*Stated problem:*
Lines containing the string "Saturday" are to be counted; report the total by itself.

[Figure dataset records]
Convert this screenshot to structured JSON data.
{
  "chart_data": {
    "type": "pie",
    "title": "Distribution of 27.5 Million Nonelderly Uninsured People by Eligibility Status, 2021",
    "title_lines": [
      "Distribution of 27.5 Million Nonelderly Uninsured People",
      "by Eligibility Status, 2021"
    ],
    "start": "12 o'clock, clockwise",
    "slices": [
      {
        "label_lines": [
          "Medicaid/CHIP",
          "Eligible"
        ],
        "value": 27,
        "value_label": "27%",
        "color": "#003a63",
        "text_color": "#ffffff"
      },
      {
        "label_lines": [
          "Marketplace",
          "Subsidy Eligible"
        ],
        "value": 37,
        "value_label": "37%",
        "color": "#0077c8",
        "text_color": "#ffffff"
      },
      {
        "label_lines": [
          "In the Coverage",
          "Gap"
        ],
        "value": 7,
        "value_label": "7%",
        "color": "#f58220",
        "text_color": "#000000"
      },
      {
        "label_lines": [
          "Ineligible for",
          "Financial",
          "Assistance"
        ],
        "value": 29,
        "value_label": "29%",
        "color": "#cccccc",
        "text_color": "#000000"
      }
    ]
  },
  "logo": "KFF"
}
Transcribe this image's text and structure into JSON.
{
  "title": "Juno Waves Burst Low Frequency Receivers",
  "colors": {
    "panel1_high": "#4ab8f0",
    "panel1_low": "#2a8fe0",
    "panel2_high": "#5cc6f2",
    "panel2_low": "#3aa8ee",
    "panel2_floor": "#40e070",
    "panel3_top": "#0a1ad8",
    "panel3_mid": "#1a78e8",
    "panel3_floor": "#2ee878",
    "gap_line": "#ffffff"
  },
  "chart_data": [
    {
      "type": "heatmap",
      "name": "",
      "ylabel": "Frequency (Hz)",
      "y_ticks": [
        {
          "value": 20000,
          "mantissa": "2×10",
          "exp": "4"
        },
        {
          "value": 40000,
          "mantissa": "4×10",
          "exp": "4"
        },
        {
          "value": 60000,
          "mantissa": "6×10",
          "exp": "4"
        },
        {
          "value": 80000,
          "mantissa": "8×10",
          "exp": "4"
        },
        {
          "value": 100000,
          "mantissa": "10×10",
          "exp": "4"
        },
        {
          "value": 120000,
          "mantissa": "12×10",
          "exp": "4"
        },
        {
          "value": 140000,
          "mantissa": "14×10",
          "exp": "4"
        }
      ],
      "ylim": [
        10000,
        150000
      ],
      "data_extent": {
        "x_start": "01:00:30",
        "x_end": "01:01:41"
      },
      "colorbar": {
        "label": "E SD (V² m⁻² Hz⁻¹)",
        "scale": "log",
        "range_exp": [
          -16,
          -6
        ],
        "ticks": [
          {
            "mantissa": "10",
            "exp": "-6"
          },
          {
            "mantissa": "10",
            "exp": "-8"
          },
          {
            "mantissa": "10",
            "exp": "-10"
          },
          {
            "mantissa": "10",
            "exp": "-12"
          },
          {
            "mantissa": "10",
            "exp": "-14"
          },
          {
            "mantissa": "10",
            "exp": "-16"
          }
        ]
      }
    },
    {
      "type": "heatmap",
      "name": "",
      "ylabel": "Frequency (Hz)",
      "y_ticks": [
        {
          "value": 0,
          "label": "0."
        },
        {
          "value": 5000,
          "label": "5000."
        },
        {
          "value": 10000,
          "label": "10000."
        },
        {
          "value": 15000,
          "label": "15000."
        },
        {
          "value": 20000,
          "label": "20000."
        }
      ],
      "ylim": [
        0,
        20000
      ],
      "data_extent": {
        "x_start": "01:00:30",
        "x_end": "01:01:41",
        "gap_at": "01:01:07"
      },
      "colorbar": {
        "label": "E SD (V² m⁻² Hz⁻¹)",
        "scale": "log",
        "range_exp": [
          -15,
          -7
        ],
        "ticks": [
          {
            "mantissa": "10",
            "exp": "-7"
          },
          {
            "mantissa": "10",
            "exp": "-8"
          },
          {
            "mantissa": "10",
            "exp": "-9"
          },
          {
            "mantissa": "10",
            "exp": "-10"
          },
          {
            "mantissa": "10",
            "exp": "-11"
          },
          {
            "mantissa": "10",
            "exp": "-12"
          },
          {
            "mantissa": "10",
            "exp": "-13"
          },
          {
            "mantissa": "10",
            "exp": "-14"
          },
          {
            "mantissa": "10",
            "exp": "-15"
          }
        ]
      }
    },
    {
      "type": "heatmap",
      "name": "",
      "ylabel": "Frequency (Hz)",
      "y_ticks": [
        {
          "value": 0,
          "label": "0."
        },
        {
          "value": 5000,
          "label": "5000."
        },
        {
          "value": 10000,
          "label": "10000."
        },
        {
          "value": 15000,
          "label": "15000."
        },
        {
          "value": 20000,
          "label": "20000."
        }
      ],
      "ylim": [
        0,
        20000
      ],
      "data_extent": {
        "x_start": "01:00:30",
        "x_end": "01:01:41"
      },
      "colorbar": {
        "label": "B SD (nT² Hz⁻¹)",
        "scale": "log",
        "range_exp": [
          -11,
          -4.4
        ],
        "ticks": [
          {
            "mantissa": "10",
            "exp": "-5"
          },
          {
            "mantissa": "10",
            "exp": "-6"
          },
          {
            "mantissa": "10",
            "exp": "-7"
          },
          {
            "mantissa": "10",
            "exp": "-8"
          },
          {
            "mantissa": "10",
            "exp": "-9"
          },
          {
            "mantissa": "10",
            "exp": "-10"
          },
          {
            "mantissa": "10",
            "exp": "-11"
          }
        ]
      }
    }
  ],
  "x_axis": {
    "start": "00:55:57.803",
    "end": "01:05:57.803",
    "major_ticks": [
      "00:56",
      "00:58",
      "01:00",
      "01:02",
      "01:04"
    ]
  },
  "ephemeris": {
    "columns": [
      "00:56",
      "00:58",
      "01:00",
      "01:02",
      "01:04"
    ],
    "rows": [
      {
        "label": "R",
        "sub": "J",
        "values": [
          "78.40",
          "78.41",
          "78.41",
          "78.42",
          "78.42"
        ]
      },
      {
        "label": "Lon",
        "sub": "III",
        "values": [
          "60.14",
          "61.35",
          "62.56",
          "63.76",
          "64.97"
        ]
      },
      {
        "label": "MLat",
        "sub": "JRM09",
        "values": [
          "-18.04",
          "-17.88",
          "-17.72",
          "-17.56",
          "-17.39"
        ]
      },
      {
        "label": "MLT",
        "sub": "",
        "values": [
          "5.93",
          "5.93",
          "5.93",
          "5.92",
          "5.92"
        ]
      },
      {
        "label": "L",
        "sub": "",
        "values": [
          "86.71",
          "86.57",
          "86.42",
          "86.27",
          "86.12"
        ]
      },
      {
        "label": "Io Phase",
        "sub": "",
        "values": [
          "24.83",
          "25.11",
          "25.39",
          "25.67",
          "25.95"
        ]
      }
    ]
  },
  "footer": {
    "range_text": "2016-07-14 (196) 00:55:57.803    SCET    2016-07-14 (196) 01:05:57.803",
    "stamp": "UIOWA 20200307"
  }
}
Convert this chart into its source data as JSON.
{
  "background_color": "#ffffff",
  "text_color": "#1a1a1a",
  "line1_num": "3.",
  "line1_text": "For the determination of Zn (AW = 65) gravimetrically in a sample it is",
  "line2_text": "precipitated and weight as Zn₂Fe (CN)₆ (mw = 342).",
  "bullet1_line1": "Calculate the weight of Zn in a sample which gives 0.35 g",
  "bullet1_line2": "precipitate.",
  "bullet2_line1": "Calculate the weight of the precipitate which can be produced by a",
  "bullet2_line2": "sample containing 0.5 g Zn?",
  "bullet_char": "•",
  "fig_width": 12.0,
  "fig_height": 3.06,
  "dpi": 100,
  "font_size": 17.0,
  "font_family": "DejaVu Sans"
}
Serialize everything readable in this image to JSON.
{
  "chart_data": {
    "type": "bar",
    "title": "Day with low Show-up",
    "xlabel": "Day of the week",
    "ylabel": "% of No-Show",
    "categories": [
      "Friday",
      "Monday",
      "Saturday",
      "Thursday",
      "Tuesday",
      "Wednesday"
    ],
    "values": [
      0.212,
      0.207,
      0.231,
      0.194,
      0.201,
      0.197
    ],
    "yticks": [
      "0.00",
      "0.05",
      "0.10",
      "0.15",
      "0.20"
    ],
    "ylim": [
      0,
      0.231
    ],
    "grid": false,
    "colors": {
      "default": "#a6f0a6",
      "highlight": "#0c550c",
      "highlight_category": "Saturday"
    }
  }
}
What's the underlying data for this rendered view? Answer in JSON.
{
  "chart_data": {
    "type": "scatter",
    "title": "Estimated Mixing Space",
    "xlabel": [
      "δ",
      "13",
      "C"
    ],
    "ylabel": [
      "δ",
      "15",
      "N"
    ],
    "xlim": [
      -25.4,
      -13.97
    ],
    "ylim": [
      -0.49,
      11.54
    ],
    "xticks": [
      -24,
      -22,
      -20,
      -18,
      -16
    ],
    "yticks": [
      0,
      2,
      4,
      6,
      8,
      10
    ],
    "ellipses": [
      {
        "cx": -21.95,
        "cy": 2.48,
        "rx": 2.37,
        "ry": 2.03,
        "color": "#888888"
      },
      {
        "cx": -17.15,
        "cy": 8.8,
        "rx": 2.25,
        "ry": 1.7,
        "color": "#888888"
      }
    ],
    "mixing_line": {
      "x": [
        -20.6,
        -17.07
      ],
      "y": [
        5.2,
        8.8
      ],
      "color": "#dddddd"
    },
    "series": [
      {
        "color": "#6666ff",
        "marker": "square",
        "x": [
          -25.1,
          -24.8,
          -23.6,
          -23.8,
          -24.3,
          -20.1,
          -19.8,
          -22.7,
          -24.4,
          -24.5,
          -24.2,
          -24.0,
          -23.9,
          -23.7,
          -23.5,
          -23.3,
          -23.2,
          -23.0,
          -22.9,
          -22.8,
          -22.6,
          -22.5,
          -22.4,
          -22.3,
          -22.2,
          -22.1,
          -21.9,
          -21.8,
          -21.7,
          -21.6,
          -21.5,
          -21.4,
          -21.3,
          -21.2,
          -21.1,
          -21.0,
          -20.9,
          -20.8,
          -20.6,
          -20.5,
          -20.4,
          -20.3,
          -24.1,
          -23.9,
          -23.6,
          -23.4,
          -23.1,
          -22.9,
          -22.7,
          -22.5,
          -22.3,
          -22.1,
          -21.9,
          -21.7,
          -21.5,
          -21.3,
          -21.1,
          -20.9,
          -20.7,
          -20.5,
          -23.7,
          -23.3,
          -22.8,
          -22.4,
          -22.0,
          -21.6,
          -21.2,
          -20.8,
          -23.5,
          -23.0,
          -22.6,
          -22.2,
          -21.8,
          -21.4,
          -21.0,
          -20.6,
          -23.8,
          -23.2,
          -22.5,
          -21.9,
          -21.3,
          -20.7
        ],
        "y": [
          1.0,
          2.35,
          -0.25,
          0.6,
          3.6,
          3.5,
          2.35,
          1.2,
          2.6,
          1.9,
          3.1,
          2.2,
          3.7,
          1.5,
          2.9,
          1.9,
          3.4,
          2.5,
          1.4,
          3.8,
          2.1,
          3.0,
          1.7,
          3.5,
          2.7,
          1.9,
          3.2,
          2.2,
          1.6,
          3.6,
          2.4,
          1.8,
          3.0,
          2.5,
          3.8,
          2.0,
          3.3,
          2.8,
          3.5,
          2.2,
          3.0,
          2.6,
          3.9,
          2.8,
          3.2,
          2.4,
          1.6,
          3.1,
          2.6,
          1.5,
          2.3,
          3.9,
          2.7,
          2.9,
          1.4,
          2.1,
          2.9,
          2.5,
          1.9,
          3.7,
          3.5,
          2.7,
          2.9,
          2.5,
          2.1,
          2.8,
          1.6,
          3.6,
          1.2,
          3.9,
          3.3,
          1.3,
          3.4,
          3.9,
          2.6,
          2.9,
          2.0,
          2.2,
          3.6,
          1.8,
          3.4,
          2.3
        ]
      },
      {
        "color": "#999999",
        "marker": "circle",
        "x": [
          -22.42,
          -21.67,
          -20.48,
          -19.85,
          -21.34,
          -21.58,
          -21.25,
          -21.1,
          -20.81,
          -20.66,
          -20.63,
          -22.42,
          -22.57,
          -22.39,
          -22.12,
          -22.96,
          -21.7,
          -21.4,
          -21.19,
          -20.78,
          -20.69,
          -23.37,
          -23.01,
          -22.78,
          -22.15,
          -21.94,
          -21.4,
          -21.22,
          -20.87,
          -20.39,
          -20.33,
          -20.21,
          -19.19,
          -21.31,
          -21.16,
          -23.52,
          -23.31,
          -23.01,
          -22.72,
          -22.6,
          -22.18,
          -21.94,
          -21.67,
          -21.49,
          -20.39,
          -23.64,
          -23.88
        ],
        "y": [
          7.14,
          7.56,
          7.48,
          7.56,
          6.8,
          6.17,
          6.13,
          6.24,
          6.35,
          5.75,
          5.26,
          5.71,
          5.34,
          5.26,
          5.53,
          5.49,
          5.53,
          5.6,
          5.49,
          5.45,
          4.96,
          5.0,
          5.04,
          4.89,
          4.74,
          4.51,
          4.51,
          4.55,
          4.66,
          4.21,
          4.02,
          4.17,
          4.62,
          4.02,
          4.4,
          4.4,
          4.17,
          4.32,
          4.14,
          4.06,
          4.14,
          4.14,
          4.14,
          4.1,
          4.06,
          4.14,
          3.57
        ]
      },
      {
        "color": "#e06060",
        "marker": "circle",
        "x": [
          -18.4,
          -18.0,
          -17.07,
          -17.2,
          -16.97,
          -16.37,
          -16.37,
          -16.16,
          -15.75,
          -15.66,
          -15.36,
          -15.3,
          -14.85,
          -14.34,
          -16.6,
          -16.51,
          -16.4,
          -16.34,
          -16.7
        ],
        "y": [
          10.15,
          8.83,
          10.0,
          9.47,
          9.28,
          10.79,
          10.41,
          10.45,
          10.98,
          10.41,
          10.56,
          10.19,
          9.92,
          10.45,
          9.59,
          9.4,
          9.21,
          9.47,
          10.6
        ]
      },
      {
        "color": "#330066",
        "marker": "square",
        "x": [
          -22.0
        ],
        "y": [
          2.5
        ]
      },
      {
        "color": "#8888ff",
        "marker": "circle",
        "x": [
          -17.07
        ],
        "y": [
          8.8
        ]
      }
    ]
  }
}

*The result:*
2